-- start of EXTRACTED ENTRIES --
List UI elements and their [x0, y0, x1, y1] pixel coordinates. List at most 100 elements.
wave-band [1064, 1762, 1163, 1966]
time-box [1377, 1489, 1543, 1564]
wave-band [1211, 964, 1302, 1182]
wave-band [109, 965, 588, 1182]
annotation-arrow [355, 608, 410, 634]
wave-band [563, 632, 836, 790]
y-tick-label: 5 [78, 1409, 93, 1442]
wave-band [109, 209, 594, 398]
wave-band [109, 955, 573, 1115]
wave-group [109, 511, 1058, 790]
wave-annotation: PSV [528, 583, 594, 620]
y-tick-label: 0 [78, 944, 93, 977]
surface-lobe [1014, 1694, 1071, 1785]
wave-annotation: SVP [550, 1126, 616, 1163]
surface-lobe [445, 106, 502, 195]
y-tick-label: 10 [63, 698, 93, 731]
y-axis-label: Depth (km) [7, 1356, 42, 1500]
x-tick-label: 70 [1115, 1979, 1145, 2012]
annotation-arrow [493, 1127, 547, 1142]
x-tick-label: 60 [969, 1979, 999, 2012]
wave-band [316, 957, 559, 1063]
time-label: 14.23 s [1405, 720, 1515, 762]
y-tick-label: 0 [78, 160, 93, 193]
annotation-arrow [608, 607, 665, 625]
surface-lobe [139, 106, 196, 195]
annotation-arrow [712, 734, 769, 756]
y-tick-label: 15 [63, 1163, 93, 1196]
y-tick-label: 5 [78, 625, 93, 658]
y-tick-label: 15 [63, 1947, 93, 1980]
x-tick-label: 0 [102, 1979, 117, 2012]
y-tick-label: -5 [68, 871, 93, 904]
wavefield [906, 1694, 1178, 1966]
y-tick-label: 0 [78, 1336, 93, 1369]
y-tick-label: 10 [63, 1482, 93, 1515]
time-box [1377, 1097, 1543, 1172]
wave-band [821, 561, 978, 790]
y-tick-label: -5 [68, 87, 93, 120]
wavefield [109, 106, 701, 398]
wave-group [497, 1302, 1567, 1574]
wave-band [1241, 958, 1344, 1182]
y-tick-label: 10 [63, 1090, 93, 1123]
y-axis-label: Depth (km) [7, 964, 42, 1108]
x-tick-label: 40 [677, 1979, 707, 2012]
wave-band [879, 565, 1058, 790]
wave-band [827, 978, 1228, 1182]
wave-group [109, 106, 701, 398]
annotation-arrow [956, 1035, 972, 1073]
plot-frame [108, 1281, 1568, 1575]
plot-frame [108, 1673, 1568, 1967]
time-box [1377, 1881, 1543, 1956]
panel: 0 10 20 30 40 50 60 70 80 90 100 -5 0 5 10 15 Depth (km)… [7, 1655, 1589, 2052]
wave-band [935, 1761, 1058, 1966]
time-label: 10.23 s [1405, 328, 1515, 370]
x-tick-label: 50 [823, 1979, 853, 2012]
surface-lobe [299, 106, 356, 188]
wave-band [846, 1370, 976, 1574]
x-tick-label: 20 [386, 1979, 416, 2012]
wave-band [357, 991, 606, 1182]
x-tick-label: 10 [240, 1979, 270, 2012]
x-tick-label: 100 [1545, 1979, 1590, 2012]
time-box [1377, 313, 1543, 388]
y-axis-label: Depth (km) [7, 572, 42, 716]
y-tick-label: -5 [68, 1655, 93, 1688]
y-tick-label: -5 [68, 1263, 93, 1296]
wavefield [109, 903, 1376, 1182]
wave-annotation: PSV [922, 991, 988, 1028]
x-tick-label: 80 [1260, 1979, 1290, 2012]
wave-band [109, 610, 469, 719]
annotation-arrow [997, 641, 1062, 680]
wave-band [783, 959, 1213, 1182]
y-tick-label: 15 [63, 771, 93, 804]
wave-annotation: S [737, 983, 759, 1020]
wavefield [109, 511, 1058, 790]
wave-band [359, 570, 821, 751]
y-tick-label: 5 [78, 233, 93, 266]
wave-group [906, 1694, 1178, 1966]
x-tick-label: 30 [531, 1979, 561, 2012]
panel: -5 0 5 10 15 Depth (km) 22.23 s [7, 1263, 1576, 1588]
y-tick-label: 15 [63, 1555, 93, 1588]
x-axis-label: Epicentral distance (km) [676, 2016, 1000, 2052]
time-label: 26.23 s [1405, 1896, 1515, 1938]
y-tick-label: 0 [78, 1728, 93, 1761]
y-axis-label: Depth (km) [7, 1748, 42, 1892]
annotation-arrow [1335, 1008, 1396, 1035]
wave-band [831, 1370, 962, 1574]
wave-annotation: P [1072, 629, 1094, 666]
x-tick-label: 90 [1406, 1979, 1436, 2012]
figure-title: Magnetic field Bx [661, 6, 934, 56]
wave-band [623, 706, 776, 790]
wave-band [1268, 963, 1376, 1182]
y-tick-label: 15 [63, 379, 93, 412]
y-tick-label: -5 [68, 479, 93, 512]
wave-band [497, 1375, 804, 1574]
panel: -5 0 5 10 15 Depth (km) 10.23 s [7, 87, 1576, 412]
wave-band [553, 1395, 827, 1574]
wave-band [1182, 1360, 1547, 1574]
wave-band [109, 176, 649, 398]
-- end of EXTRACTED ENTRIES --
Please copy the items word for word, from the very first line through the line containing "y-tick-label: 15 [63, 1163, 93, 1196]", including that line.

List UI elements and their [x0, y0, x1, y1] pixel coordinates. List at most 100 elements.
wave-band [1064, 1762, 1163, 1966]
time-box [1377, 1489, 1543, 1564]
wave-band [1211, 964, 1302, 1182]
wave-band [109, 965, 588, 1182]
annotation-arrow [355, 608, 410, 634]
wave-band [563, 632, 836, 790]
y-tick-label: 5 [78, 1409, 93, 1442]
wave-band [109, 209, 594, 398]
wave-band [109, 955, 573, 1115]
wave-group [109, 511, 1058, 790]
wave-annotation: PSV [528, 583, 594, 620]
y-tick-label: 0 [78, 944, 93, 977]
surface-lobe [1014, 1694, 1071, 1785]
wave-annotation: SVP [550, 1126, 616, 1163]
surface-lobe [445, 106, 502, 195]
y-tick-label: 10 [63, 698, 93, 731]
y-axis-label: Depth (km) [7, 1356, 42, 1500]
x-tick-label: 70 [1115, 1979, 1145, 2012]
annotation-arrow [493, 1127, 547, 1142]
x-tick-label: 60 [969, 1979, 999, 2012]
wave-band [316, 957, 559, 1063]
time-label: 14.23 s [1405, 720, 1515, 762]
y-tick-label: 0 [78, 160, 93, 193]
annotation-arrow [608, 607, 665, 625]
surface-lobe [139, 106, 196, 195]
annotation-arrow [712, 734, 769, 756]
y-tick-label: 15 [63, 1163, 93, 1196]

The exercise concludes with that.